» TO DO
Select lines where the word "两个结合" appears.

Stored entries:
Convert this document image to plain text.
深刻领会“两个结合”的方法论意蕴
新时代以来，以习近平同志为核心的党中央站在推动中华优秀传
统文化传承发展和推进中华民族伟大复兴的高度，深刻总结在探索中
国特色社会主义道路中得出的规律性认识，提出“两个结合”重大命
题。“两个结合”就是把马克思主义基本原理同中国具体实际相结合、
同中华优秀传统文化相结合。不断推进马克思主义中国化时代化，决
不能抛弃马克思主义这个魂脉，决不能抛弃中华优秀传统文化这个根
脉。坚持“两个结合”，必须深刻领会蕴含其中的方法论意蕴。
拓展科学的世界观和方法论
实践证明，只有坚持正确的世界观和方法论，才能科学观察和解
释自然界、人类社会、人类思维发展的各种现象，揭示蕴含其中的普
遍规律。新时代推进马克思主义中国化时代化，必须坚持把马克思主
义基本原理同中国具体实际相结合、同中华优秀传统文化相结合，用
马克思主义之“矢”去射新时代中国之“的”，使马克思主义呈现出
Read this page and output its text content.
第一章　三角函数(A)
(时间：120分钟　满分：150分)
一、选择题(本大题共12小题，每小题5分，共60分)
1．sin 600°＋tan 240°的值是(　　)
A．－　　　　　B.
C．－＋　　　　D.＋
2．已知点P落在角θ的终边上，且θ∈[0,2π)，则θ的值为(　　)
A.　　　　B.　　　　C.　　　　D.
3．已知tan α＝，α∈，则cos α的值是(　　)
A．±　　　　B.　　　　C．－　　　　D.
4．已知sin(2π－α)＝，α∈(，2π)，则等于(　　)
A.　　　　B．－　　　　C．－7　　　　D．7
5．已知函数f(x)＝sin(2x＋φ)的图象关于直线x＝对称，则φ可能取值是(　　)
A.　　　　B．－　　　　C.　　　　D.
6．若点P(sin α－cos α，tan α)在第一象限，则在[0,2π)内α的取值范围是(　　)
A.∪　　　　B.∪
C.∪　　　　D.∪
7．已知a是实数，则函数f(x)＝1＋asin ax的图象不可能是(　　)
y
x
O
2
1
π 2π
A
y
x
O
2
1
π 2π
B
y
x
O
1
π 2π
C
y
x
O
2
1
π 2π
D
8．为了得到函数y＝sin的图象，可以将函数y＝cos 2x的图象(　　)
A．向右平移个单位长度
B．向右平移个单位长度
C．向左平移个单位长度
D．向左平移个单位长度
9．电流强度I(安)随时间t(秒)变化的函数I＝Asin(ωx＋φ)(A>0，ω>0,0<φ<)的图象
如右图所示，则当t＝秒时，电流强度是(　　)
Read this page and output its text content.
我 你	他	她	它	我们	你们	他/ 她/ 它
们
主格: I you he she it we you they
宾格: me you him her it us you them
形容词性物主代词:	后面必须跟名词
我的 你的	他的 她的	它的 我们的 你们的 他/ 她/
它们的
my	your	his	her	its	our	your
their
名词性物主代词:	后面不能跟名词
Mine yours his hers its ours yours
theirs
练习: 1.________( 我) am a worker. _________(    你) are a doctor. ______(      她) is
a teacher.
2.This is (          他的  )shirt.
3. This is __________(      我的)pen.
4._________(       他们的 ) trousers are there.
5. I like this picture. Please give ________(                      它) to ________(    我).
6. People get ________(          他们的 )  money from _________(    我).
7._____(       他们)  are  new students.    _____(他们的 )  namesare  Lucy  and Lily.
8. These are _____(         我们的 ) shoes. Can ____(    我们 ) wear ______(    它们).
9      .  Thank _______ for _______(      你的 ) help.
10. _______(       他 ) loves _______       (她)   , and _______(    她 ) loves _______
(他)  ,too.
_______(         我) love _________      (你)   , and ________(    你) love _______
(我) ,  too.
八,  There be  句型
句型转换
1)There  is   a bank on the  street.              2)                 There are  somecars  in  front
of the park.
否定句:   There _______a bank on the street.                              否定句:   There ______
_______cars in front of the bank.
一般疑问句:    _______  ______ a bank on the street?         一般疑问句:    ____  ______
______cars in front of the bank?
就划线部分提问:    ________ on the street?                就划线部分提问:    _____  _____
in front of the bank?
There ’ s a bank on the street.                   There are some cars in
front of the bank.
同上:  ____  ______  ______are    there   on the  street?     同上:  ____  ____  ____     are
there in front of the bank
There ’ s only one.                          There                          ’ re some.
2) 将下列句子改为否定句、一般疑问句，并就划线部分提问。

» OUTPUT FOR THIS EXERCISE
深刻领会“两个结合”的方法论意蕴
国特色社会主义道路中得出的规律性认识，提出“两个结合”重大命
题。“两个结合”就是把马克思主义基本原理同中国具体实际相结合、
脉。坚持“两个结合”，必须深刻领会蕴含其中的方法论意蕴。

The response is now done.